#### [Stated task]
Scan the material that follows. Copy every line containing the word "Johnson".

#### [Recorded information]
=====
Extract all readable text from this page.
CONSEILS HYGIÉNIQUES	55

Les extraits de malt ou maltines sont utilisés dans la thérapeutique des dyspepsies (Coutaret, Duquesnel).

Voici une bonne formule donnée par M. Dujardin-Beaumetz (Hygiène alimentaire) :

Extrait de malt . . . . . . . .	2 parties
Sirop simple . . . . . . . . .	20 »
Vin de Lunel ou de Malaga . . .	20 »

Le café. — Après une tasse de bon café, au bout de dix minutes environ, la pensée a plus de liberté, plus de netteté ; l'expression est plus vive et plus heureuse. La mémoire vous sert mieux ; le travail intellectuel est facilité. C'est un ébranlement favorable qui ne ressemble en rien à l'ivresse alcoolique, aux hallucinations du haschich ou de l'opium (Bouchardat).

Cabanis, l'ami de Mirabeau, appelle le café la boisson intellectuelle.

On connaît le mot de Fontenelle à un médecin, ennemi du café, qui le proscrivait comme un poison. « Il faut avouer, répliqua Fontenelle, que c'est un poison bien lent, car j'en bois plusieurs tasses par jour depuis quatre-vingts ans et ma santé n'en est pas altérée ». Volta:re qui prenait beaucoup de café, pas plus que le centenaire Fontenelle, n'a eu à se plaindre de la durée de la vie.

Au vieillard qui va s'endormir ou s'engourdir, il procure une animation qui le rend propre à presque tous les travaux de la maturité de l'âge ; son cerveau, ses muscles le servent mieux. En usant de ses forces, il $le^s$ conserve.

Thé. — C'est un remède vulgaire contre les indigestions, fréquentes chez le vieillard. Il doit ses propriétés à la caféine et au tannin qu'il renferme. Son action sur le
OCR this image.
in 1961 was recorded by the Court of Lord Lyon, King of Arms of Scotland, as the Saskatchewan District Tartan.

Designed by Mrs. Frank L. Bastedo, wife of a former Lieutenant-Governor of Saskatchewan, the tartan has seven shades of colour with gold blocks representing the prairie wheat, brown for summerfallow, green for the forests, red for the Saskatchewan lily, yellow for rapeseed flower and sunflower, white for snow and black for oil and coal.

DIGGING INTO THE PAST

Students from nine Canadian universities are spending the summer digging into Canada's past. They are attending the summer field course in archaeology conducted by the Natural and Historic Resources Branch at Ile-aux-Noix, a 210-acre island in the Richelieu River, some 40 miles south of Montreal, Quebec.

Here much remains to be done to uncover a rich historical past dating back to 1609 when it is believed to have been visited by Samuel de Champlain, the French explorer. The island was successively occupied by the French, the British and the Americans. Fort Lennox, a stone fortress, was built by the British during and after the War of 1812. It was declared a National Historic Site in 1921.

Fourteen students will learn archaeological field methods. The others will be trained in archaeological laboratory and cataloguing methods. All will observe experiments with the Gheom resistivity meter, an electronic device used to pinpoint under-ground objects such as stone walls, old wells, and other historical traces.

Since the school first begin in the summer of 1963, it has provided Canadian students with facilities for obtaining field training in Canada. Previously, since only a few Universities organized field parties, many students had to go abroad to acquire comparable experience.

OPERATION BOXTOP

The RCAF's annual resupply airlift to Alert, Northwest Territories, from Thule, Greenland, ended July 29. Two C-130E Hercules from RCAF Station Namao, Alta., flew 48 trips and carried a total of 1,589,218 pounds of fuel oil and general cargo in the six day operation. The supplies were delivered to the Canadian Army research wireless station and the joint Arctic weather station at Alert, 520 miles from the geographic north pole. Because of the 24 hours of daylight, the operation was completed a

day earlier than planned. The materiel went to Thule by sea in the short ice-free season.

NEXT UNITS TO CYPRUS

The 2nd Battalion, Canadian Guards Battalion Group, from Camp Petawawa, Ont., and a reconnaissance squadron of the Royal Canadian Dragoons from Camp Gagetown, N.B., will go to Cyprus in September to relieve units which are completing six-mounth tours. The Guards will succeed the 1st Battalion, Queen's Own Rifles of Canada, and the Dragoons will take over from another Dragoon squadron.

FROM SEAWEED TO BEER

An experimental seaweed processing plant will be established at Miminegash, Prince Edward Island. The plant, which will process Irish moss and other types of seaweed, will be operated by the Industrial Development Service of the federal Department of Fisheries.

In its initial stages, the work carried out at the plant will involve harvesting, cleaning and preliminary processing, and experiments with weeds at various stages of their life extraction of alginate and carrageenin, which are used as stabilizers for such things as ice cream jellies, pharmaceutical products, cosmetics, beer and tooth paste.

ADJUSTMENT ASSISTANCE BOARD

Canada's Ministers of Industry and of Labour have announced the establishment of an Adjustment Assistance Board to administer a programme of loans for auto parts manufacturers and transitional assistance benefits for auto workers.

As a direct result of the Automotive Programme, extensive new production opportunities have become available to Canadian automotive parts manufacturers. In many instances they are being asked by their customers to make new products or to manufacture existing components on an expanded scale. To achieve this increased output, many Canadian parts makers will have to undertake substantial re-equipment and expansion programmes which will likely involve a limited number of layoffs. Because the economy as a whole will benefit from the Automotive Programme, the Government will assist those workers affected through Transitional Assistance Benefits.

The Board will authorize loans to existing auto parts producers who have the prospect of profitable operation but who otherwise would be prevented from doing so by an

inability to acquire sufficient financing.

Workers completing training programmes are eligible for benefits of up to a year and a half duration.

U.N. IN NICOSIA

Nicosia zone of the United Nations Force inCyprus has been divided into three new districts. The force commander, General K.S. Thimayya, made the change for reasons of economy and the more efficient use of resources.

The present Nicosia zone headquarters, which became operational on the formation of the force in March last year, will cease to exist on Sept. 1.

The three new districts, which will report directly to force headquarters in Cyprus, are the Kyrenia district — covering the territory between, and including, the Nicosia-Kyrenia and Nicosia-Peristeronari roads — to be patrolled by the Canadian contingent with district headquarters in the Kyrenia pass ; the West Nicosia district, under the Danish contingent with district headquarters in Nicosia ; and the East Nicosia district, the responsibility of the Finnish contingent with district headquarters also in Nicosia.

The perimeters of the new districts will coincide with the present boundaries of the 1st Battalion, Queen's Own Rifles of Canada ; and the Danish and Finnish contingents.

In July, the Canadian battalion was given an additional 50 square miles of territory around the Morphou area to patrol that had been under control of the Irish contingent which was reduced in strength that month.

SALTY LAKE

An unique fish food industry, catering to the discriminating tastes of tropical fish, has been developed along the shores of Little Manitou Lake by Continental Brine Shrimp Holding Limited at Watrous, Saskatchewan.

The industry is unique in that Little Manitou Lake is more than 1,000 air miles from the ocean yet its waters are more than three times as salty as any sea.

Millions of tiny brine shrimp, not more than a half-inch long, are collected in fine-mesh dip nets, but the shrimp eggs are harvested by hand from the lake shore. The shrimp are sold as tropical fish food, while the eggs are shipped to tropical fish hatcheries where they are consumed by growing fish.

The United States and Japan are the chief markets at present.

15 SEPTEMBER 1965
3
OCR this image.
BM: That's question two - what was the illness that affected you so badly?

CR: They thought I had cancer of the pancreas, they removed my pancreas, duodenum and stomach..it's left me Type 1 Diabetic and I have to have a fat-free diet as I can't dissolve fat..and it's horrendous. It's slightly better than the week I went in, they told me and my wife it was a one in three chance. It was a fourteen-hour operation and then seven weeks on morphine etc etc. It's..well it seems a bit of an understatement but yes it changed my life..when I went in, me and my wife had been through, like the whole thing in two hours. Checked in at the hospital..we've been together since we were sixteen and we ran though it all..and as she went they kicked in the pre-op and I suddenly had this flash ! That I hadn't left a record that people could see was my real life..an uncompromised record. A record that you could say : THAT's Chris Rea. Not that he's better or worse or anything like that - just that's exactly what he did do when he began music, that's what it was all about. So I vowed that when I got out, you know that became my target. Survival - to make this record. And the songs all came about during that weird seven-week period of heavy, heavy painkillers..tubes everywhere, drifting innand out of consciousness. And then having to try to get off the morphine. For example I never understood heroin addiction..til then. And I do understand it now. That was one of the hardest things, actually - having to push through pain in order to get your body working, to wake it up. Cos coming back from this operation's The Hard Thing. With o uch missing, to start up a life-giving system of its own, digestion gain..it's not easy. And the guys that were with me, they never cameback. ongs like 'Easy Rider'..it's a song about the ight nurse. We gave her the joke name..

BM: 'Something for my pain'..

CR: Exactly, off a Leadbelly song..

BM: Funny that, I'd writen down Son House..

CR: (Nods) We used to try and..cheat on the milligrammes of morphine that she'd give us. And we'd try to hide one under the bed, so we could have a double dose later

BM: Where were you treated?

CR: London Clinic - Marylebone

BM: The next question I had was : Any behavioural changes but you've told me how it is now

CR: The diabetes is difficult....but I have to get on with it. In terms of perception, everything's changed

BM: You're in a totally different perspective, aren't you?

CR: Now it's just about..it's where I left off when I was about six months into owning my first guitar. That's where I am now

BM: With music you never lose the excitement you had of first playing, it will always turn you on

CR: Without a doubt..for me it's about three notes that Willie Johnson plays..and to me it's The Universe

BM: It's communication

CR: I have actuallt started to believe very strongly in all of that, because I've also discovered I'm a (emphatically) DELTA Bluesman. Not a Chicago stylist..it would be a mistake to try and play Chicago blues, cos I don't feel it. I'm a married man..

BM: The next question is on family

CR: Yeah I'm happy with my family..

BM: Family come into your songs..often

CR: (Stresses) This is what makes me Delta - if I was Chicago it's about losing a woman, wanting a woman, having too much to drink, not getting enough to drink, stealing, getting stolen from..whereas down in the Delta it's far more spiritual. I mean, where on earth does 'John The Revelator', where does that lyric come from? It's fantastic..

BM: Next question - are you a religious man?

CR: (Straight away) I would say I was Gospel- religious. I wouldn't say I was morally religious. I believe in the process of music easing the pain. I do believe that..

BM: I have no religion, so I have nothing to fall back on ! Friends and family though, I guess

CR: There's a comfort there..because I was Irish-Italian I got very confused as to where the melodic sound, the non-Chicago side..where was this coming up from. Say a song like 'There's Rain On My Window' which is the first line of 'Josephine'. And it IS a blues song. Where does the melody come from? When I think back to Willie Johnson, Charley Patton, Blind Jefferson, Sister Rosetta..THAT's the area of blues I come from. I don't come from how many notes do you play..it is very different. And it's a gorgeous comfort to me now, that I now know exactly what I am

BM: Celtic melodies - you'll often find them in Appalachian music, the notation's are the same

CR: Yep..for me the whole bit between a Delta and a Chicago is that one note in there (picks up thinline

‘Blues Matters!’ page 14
=====
#### [Answer to this task]
CR: Without a doubt..for me it's about three notes that Willie Johnson plays..and to me it's The Universe
CR: There's a comfort there..because I was Irish-Italian I got very confused as to where the melodic sound, the non-Chicago side..where was this coming up from. Say a song like 'There's Rain On My Window' which is the first line of 'Josephine'. And it IS a blues song. Where does the melody come from? When I think back to Willie Johnson, Charley Patton, Blind Jefferson, Sister Rosetta..THAT's the area of blues I come from. I don't come from how many notes do you play..it is very different. And it's a gorgeous comfort to me now, that I now know exactly what I am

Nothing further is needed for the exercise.